**EXCERPTED DATA**
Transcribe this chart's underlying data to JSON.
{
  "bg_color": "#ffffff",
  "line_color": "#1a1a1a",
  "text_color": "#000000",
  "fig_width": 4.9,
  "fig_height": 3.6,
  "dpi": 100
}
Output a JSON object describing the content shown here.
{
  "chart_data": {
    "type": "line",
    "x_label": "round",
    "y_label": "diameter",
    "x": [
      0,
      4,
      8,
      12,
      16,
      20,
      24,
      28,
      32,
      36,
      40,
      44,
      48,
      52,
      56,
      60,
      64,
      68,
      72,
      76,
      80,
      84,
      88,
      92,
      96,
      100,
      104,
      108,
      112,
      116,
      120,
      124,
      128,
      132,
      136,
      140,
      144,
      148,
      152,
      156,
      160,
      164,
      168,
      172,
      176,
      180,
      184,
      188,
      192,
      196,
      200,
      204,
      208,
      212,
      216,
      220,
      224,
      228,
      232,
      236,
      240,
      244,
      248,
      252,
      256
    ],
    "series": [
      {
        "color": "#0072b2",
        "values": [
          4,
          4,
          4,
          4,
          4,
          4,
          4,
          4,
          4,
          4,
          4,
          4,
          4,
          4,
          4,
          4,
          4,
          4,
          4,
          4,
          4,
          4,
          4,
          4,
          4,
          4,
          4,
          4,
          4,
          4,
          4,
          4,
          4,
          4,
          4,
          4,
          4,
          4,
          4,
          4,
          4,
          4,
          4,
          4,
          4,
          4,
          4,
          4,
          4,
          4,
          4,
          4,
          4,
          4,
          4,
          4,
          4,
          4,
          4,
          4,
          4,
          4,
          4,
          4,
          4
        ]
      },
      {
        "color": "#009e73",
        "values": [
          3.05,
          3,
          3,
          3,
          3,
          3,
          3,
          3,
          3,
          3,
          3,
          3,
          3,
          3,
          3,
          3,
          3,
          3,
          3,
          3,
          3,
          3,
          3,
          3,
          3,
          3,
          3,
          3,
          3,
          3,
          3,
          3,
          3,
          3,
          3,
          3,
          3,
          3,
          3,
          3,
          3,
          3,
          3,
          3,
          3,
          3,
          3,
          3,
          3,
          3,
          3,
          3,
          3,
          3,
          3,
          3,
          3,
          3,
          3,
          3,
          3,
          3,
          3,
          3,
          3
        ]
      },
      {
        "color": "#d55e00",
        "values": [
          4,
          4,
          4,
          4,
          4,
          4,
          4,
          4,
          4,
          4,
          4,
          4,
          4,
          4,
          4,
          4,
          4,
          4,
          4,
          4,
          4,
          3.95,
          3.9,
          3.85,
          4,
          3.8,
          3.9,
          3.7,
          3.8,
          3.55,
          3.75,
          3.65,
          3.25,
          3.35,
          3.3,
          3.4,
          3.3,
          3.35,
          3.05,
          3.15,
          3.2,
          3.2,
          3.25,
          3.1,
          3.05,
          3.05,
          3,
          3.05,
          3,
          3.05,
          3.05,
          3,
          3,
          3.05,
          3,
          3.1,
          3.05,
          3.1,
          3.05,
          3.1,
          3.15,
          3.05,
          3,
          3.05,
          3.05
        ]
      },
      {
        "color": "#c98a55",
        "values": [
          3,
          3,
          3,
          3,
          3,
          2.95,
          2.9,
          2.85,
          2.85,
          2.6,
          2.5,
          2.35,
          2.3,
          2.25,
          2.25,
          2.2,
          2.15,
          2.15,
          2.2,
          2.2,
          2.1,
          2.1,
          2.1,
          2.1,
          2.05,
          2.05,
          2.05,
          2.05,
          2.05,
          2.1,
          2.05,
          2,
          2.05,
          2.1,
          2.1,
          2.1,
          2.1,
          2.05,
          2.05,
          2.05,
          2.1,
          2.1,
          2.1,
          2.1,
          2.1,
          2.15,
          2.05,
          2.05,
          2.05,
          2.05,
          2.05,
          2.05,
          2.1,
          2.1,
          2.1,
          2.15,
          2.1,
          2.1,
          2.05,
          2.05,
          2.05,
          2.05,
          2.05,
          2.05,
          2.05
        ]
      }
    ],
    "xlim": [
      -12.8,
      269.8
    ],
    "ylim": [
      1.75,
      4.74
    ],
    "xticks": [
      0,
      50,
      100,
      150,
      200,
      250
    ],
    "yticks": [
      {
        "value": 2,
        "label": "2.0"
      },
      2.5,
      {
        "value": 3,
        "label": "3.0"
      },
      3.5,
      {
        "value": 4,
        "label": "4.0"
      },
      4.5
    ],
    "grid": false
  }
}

**YOUR TASK**
Repeat the data exactly. Leave nothing out.

**RESULT FOR THIS EXERCISE**
Transcribe this chart's underlying data to JSON.
{
  "bg_color": "#ffffff",
  "line_color": "#1a1a1a",
  "text_color": "#000000",
  "fig_width": 4.9,
  "fig_height": 3.6,
  "dpi": 100
}
Output a JSON object describing the content shown here.
{
  "chart_data": {
    "type": "line",
    "x_label": "round",
    "y_label": "diameter",
    "x": [
      0,
      4,
      8,
      12,
      16,
      20,
      24,
      28,
      32,
      36,
      40,
      44,
      48,
      52,
      56,
      60,
      64,
      68,
      72,
      76,
      80,
      84,
      88,
      92,
      96,
      100,
      104,
      108,
      112,
      116,
      120,
      124,
      128,
      132,
      136,
      140,
      144,
      148,
      152,
      156,
      160,
      164,
      168,
      172,
      176,
      180,
      184,
      188,
      192,
      196,
      200,
      204,
      208,
      212,
      216,
      220,
      224,
      228,
      232,
      236,
      240,
      244,
      248,
      252,
      256
    ],
    "series": [
      {
        "color": "#0072b2",
        "values": [
          4,
          4,
          4,
          4,
          4,
          4,
          4,
          4,
          4,
          4,
          4,
          4,
          4,
          4,
          4,
          4,
          4,
          4,
          4,
          4,
          4,
          4,
          4,
          4,
          4,
          4,
          4,
          4,
          4,
          4,
          4,
          4,
          4,
          4,
          4,
          4,
          4,
          4,
          4,
          4,
          4,
          4,
          4,
          4,
          4,
          4,
          4,
          4,
          4,
          4,
          4,
          4,
          4,
          4,
          4,
          4,
          4,
          4,
          4,
          4,
          4,
          4,
          4,
          4,
          4
        ]
      },
      {
        "color": "#009e73",
        "values": [
          3.05,
          3,
          3,
          3,
          3,
          3,
          3,
          3,
          3,
          3,
          3,
          3,
          3,
          3,
          3,
          3,
          3,
          3,
          3,
          3,
          3,
          3,
          3,
          3,
          3,
          3,
          3,
          3,
          3,
          3,
          3,
          3,
          3,
          3,
          3,
          3,
          3,
          3,
          3,
          3,
          3,
          3,
          3,
          3,
          3,
          3,
          3,
          3,
          3,
          3,
          3,
          3,
          3,
          3,
          3,
          3,
          3,
          3,
          3,
          3,
          3,
          3,
          3,
          3,
          3
        ]
      },
      {
        "color": "#d55e00",
        "values": [
          4,
          4,
          4,
          4,
          4,
          4,
          4,
          4,
          4,
          4,
          4,
          4,
          4,
          4,
          4,
          4,
          4,
          4,
          4,
          4,
          4,
          3.95,
          3.9,
          3.85,
          4,
          3.8,
          3.9,
          3.7,
          3.8,
          3.55,
          3.75,
          3.65,
          3.25,
          3.35,
          3.3,
          3.4,
          3.3,
          3.35,
          3.05,
          3.15,
          3.2,
          3.2,
          3.25,
          3.1,
          3.05,
          3.05,
          3,
          3.05,
          3,
          3.05,
          3.05,
          3,
          3,
          3.05,
          3,
          3.1,
          3.05,
          3.1,
          3.05,
          3.1,
          3.15,
          3.05,
          3,
          3.05,
          3.05
        ]
      },
      {
        "color": "#c98a55",
        "values": [
          3,
          3,
          3,
          3,
          3,
          2.95,
          2.9,
          2.85,
          2.85,
          2.6,
          2.5,
          2.35,
          2.3,
          2.25,
          2.25,
          2.2,
          2.15,
          2.15,
          2.2,
          2.2,
          2.1,
          2.1,
          2.1,
          2.1,
          2.05,
          2.05,
          2.05,
          2.05,
          2.05,
          2.1,
          2.05,
          2,
          2.05,
          2.1,
          2.1,
          2.1,
          2.1,
          2.05,
          2.05,
          2.05,
          2.1,
          2.1,
          2.1,
          2.1,
          2.1,
          2.15,
          2.05,
          2.05,
          2.05,
          2.05,
          2.05,
          2.05,
          2.1,
          2.1,
          2.1,
          2.15,
          2.1,
          2.1,
          2.05,
          2.05,
          2.05,
          2.05,
          2.05,
          2.05,
          2.05
        ]
      }
    ],
    "xlim": [
      -12.8,
      269.8
    ],
    "ylim": [
      1.75,
      4.74
    ],
    "xticks": [
      0,
      50,
      100,
      150,
      200,
      250
    ],
    "yticks": [
      {
        "value": 2,
        "label": "2.0"
      },
      2.5,
      {
        "value": 3,
        "label": "3.0"
      },
      3.5,
      {
        "value": 4,
        "label": "4.0"
      },
      4.5
    ],
    "grid": false
  }
}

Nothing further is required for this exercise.